#### [What you will do]
Count every line in the following entries where the word "right" appears. Give the count alone.

Data entries
- - - - -

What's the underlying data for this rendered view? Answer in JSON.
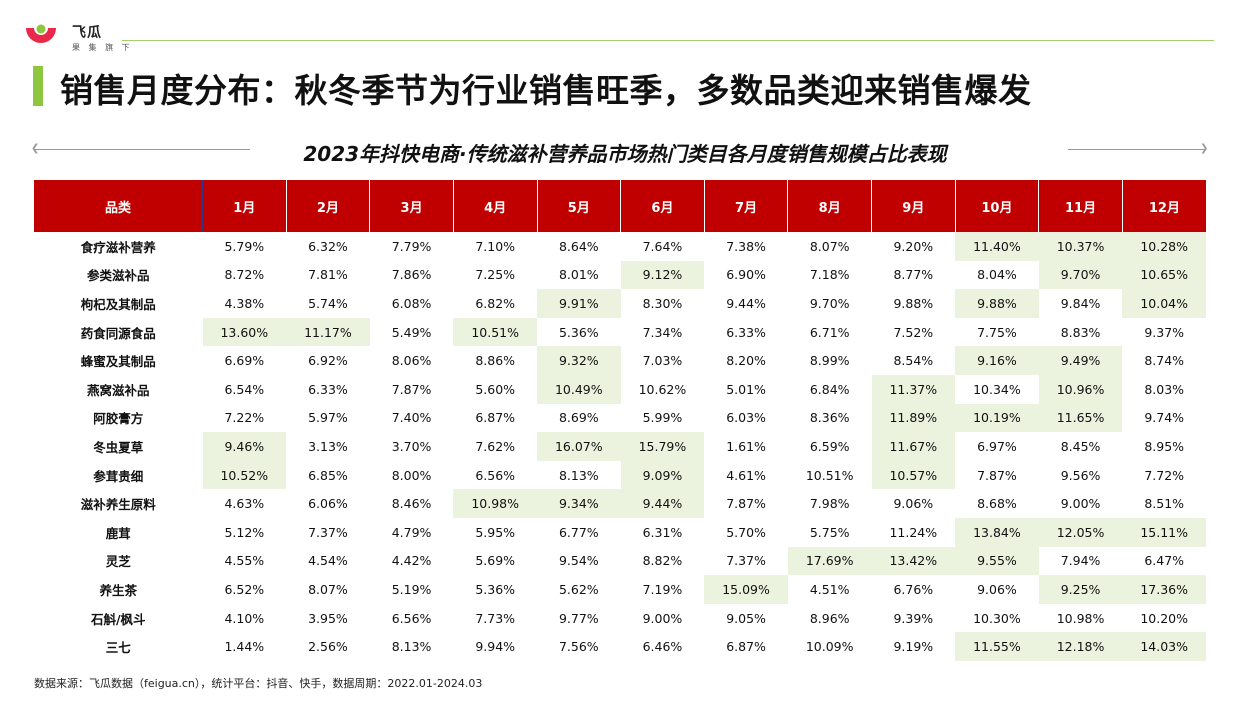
{
  "brand": {
    "name": "飞瓜",
    "tagline": "果 集 旗 下"
  },
  "page_title": "销售月度分布：秋冬季节为行业销售旺季，多数品类迎来销售爆发",
  "subtitle": "2023年抖快电商·传统滋补营养品市场热门类目各月度销售规模占比表现",
  "colors": {
    "header_red": "#c00000",
    "accent_green": "#8dc63f",
    "highlight": "#ebf3de"
  },
  "table": {
    "headers": [
      "品类",
      "1月",
      "2月",
      "3月",
      "4月",
      "5月",
      "6月",
      "7月",
      "8月",
      "9月",
      "10月",
      "11月",
      "12月"
    ],
    "rows": [
      {
        "category": "食疗滋补营养",
        "values": [
          "5.79%",
          "6.32%",
          "7.79%",
          "7.10%",
          "8.64%",
          "7.64%",
          "7.38%",
          "8.07%",
          "9.20%",
          "11.40%",
          "10.37%",
          "10.28%"
        ],
        "highlight": [
          9,
          10,
          11
        ]
      },
      {
        "category": "参类滋补品",
        "values": [
          "8.72%",
          "7.81%",
          "7.86%",
          "7.25%",
          "8.01%",
          "9.12%",
          "6.90%",
          "7.18%",
          "8.77%",
          "8.04%",
          "9.70%",
          "10.65%"
        ],
        "highlight": [
          5,
          10,
          11
        ]
      },
      {
        "category": "枸杞及其制品",
        "values": [
          "4.38%",
          "5.74%",
          "6.08%",
          "6.82%",
          "9.91%",
          "8.30%",
          "9.44%",
          "9.70%",
          "9.88%",
          "9.88%",
          "9.84%",
          "10.04%"
        ],
        "highlight": [
          4,
          9,
          11
        ]
      },
      {
        "category": "药食同源食品",
        "values": [
          "13.60%",
          "11.17%",
          "5.49%",
          "10.51%",
          "5.36%",
          "7.34%",
          "6.33%",
          "6.71%",
          "7.52%",
          "7.75%",
          "8.83%",
          "9.37%"
        ],
        "highlight": [
          0,
          1,
          3
        ]
      },
      {
        "category": "蜂蜜及其制品",
        "values": [
          "6.69%",
          "6.92%",
          "8.06%",
          "8.86%",
          "9.32%",
          "7.03%",
          "8.20%",
          "8.99%",
          "8.54%",
          "9.16%",
          "9.49%",
          "8.74%"
        ],
        "highlight": [
          4,
          9,
          10
        ]
      },
      {
        "category": "燕窝滋补品",
        "values": [
          "6.54%",
          "6.33%",
          "7.87%",
          "5.60%",
          "10.49%",
          "10.62%",
          "5.01%",
          "6.84%",
          "11.37%",
          "10.34%",
          "10.96%",
          "8.03%"
        ],
        "highlight": [
          4,
          8,
          10
        ]
      },
      {
        "category": "阿胶膏方",
        "values": [
          "7.22%",
          "5.97%",
          "7.40%",
          "6.87%",
          "8.69%",
          "5.99%",
          "6.03%",
          "8.36%",
          "11.89%",
          "10.19%",
          "11.65%",
          "9.74%"
        ],
        "highlight": [
          8,
          9,
          10
        ]
      },
      {
        "category": "冬虫夏草",
        "values": [
          "9.46%",
          "3.13%",
          "3.70%",
          "7.62%",
          "16.07%",
          "15.79%",
          "1.61%",
          "6.59%",
          "11.67%",
          "6.97%",
          "8.45%",
          "8.95%"
        ],
        "highlight": [
          0,
          4,
          5,
          8
        ]
      },
      {
        "category": "参茸贵细",
        "values": [
          "10.52%",
          "6.85%",
          "8.00%",
          "6.56%",
          "8.13%",
          "9.09%",
          "4.61%",
          "10.51%",
          "10.57%",
          "7.87%",
          "9.56%",
          "7.72%"
        ],
        "highlight": [
          0,
          5,
          8
        ]
      },
      {
        "category": "滋补养生原料",
        "values": [
          "4.63%",
          "6.06%",
          "8.46%",
          "10.98%",
          "9.34%",
          "9.44%",
          "7.87%",
          "7.98%",
          "9.06%",
          "8.68%",
          "9.00%",
          "8.51%"
        ],
        "highlight": [
          3,
          4,
          5
        ]
      },
      {
        "category": "鹿茸",
        "values": [
          "5.12%",
          "7.37%",
          "4.79%",
          "5.95%",
          "6.77%",
          "6.31%",
          "5.70%",
          "5.75%",
          "11.24%",
          "13.84%",
          "12.05%",
          "15.11%"
        ],
        "highlight": [
          9,
          10,
          11
        ]
      },
      {
        "category": "灵芝",
        "values": [
          "4.55%",
          "4.54%",
          "4.42%",
          "5.69%",
          "9.54%",
          "8.82%",
          "7.37%",
          "17.69%",
          "13.42%",
          "9.55%",
          "7.94%",
          "6.47%"
        ],
        "highlight": [
          7,
          8,
          9
        ]
      },
      {
        "category": "养生茶",
        "values": [
          "6.52%",
          "8.07%",
          "5.19%",
          "5.36%",
          "5.62%",
          "7.19%",
          "15.09%",
          "4.51%",
          "6.76%",
          "9.06%",
          "9.25%",
          "17.36%"
        ],
        "highlight": [
          6,
          10,
          11
        ]
      },
      {
        "category": "石斛/枫斗",
        "values": [
          "4.10%",
          "3.95%",
          "6.56%",
          "7.73%",
          "9.77%",
          "9.00%",
          "9.05%",
          "8.96%",
          "9.39%",
          "10.30%",
          "10.98%",
          "10.20%"
        ],
        "highlight": []
      },
      {
        "category": "三七",
        "values": [
          "1.44%",
          "2.56%",
          "8.13%",
          "9.94%",
          "7.56%",
          "6.46%",
          "6.87%",
          "10.09%",
          "9.19%",
          "11.55%",
          "12.18%",
          "14.03%"
        ],
        "highlight": [
          9,
          10,
          11
        ]
      }
    ]
  },
  "footer": "数据来源：飞瓜数据（feigua.cn），统计平台：抖音、快手，数据周期：2022.01-2024.03"
}
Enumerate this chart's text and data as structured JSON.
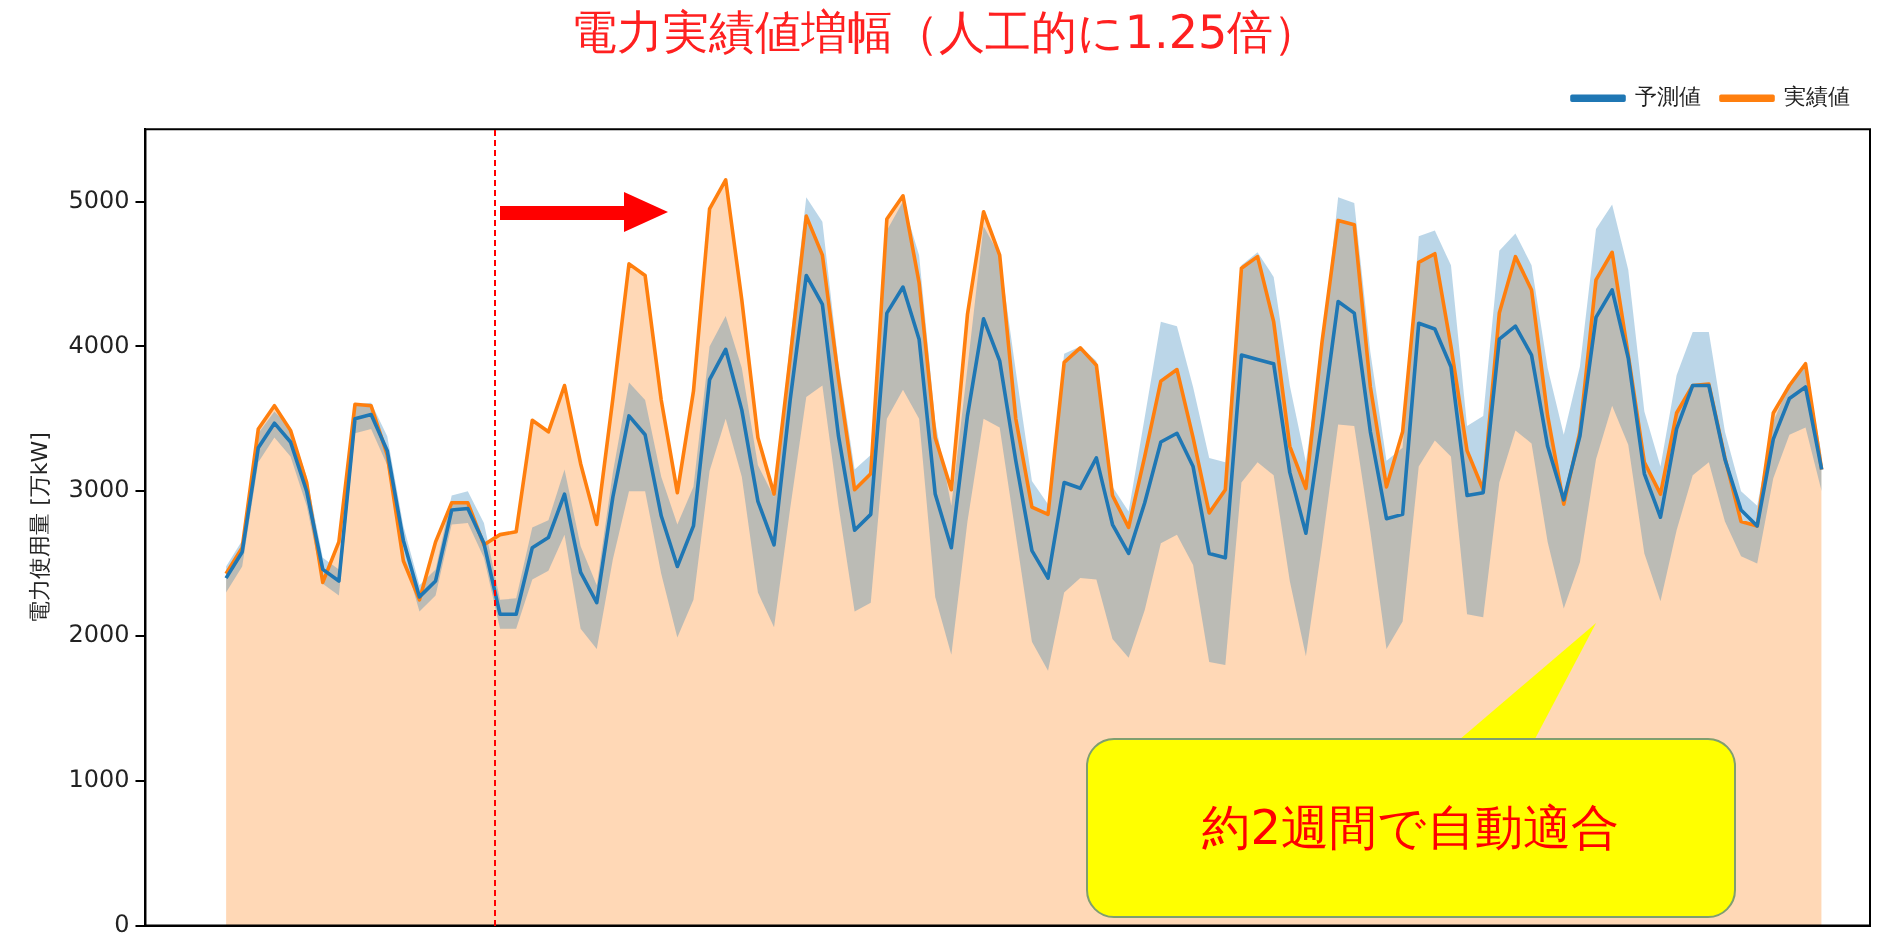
{
  "chart_data": {
    "type": "line",
    "title": "電力実績値増幅（人工的に1.25倍）",
    "ylabel": "電力使用量 [万kW]",
    "ylim": [
      0,
      5500
    ],
    "yticks": [
      0,
      1000,
      2000,
      3000,
      4000,
      5000
    ],
    "tick_labels": "y",
    "grid": false,
    "legend": "top right",
    "marker": "none",
    "line_style": "solid",
    "annotations": [
      "約2週間で自動適合"
    ],
    "categories": [
      null,
      null,
      null,
      null,
      null,
      null,
      null,
      null,
      null,
      null,
      null,
      null,
      null,
      null,
      null,
      null,
      null,
      null,
      null,
      null,
      null,
      null,
      null,
      null,
      null,
      null,
      null,
      null,
      null,
      null,
      null,
      null,
      null,
      null,
      null,
      null,
      null,
      null,
      null,
      null,
      null,
      null,
      null,
      null,
      null,
      null,
      null,
      null,
      null,
      null,
      null,
      null,
      null,
      null,
      null,
      null,
      null,
      null,
      null,
      null,
      null,
      null,
      null,
      null,
      null,
      null,
      null,
      null,
      null,
      null,
      null,
      null,
      null,
      null,
      null,
      null,
      null,
      null,
      null,
      null,
      null,
      null,
      null,
      null,
      null,
      null,
      null,
      null,
      null,
      null,
      null,
      null,
      null,
      null,
      null,
      null,
      null,
      null,
      null,
      null,
      null,
      null,
      null,
      null,
      null,
      null,
      null,
      null
    ],
    "series": [
      {
        "name": "予測値",
        "color": "#1f77b4",
        "values": [
          null,
          null,
          null,
          null,
          null,
          2400,
          2580,
          3300,
          3470,
          3340,
          3000,
          2460,
          2380,
          3500,
          3530,
          3280,
          2660,
          2270,
          2380,
          2870,
          2880,
          2640,
          2150,
          2150,
          2610,
          2680,
          2980,
          2440,
          2230,
          2960,
          3520,
          3390,
          2830,
          2480,
          2760,
          3770,
          3980,
          3560,
          2930,
          2630,
          3630,
          4490,
          4290,
          3380,
          2730,
          2840,
          4230,
          4410,
          4050,
          2980,
          2610,
          3520,
          4190,
          3900,
          3210,
          2590,
          2400,
          3060,
          3020,
          3230,
          2770,
          2570,
          2920,
          3340,
          3400,
          3170,
          2570,
          2540,
          3940,
          3910,
          3880,
          3130,
          2710,
          3480,
          4310,
          4230,
          3410,
          2810,
          2840,
          4160,
          4120,
          3860,
          2970,
          2990,
          4050,
          4140,
          3940,
          3310,
          2940,
          3380,
          4200,
          4390,
          3920,
          3120,
          2820,
          3430,
          3730,
          3730,
          3220,
          2870,
          2760,
          3360,
          3640,
          3720,
          3150,
          null,
          null,
          null
        ],
        "lower": [
          null,
          null,
          null,
          null,
          null,
          2300,
          2480,
          3200,
          3370,
          3240,
          2900,
          2360,
          2280,
          3400,
          3430,
          3180,
          2560,
          2170,
          2280,
          2770,
          2780,
          2540,
          2050,
          2050,
          2390,
          2450,
          2700,
          2050,
          1910,
          2530,
          3000,
          3000,
          2430,
          1990,
          2250,
          3140,
          3500,
          3100,
          2300,
          2060,
          2880,
          3650,
          3730,
          2900,
          2170,
          2230,
          3500,
          3700,
          3500,
          2270,
          1870,
          2790,
          3500,
          3440,
          2700,
          1960,
          1760,
          2300,
          2400,
          2390,
          1980,
          1850,
          2180,
          2640,
          2700,
          2490,
          1820,
          1800,
          3060,
          3200,
          3110,
          2380,
          1860,
          2630,
          3460,
          3450,
          2720,
          1910,
          2100,
          3170,
          3350,
          3240,
          2150,
          2130,
          3060,
          3420,
          3330,
          2650,
          2190,
          2510,
          3220,
          3590,
          3320,
          2570,
          2240,
          2730,
          3110,
          3200,
          2790,
          2550,
          2500,
          3090,
          3390,
          3440,
          3000,
          null,
          null,
          null
        ],
        "upper": [
          null,
          null,
          null,
          null,
          null,
          2480,
          2660,
          3400,
          3550,
          3440,
          3100,
          2540,
          2460,
          3600,
          3610,
          3380,
          2760,
          2350,
          2460,
          2970,
          3000,
          2780,
          2250,
          2260,
          2750,
          2800,
          3150,
          2620,
          2350,
          3130,
          3750,
          3630,
          3100,
          2770,
          3030,
          4000,
          4210,
          3850,
          3180,
          2960,
          4030,
          5030,
          4860,
          3880,
          3150,
          3250,
          4800,
          5000,
          4630,
          3480,
          2900,
          3850,
          4830,
          4630,
          3830,
          3070,
          2910,
          3950,
          4000,
          3900,
          3030,
          2860,
          3510,
          4170,
          4140,
          3720,
          3230,
          3200,
          4560,
          4650,
          4480,
          3730,
          3200,
          3990,
          5030,
          4990,
          3960,
          3210,
          3300,
          4760,
          4800,
          4560,
          3450,
          3520,
          4660,
          4780,
          4560,
          3850,
          3390,
          3860,
          4810,
          4980,
          4530,
          3550,
          3170,
          3800,
          4100,
          4100,
          3410,
          3000,
          2900,
          3480,
          3740,
          3880,
          3250,
          null,
          null,
          null
        ]
      },
      {
        "name": "実績値",
        "type": "area",
        "color": "#ff7f0e",
        "values": [
          null,
          null,
          null,
          null,
          null,
          2430,
          2610,
          3430,
          3590,
          3420,
          3060,
          2370,
          2650,
          3600,
          3590,
          3250,
          2520,
          2250,
          2650,
          2920,
          2920,
          2630,
          2700,
          2720,
          3490,
          3410,
          3730,
          3190,
          2770,
          3640,
          4570,
          4490,
          3630,
          2990,
          3690,
          4950,
          5150,
          4320,
          3370,
          2980,
          3920,
          4900,
          4630,
          3780,
          3010,
          3120,
          4880,
          5040,
          4440,
          3370,
          3010,
          4220,
          4930,
          4630,
          3500,
          2890,
          2840,
          3890,
          3990,
          3870,
          2970,
          2750,
          3240,
          3760,
          3840,
          3370,
          2850,
          3010,
          4540,
          4620,
          4170,
          3310,
          3020,
          4030,
          4870,
          4840,
          3720,
          3030,
          3410,
          4580,
          4640,
          4000,
          3280,
          3010,
          4230,
          4620,
          4390,
          3520,
          2910,
          3410,
          4460,
          4650,
          3940,
          3200,
          2980,
          3540,
          3730,
          3740,
          3230,
          2790,
          2760,
          3540,
          3730,
          3880,
          3150,
          null,
          null,
          null
        ]
      }
    ]
  }
}
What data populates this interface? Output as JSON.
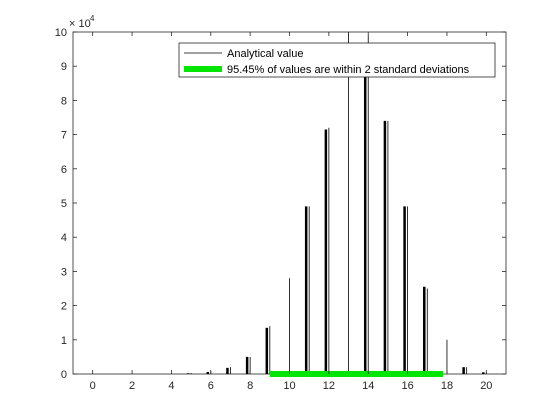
{
  "chart_data": {
    "type": "bar",
    "title": "",
    "xlabel": "",
    "ylabel": "",
    "xlim": [
      -1,
      21
    ],
    "ylim": [
      0,
      100000
    ],
    "x_ticks": [
      0,
      2,
      4,
      6,
      8,
      10,
      12,
      14,
      16,
      18,
      20
    ],
    "y_ticks": [
      0,
      10000,
      20000,
      30000,
      40000,
      50000,
      60000,
      70000,
      80000,
      90000,
      100000
    ],
    "x_tick_labels": [
      "0",
      "2",
      "4",
      "6",
      "8",
      "10",
      "12",
      "14",
      "16",
      "18",
      "20"
    ],
    "y_tick_labels": [
      "0",
      "1",
      "2",
      "3",
      "4",
      "5",
      "6",
      "7",
      "8",
      "9",
      "10"
    ],
    "y_exponent_label": "× 10",
    "y_exponent_power": "4",
    "grid": false,
    "legend_position": "top-right",
    "series": [
      {
        "name": "Analytical value",
        "color": "#000000",
        "style": "thin line",
        "x": [
          0,
          1,
          2,
          3,
          4,
          5,
          6,
          7,
          8,
          9,
          10,
          11,
          12,
          13,
          14,
          15,
          16,
          17,
          18,
          19,
          20
        ],
        "values": [
          0,
          0,
          0,
          0,
          0,
          300,
          900,
          2000,
          5000,
          14000,
          28000,
          49000,
          72000,
          100000,
          99000,
          74000,
          49000,
          25000,
          10000,
          2000,
          500
        ]
      },
      {
        "name": "",
        "color": "#000000",
        "style": "thick bar",
        "x": [
          5,
          6,
          7,
          8,
          9,
          10,
          11,
          12,
          13,
          14,
          15,
          16,
          17,
          18,
          19,
          20
        ],
        "values": [
          200,
          600,
          1800,
          5000,
          13500,
          0,
          49000,
          71500,
          0,
          88000,
          74000,
          49000,
          25500,
          0,
          2000,
          500
        ]
      },
      {
        "name": "95.45% of values are within 2 standard deviations",
        "color": "#00e600",
        "style": "thick horizontal band",
        "x_range": [
          9,
          17.8
        ],
        "y": 0
      }
    ]
  }
}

- - - - -

#### [Answer to this problem]
2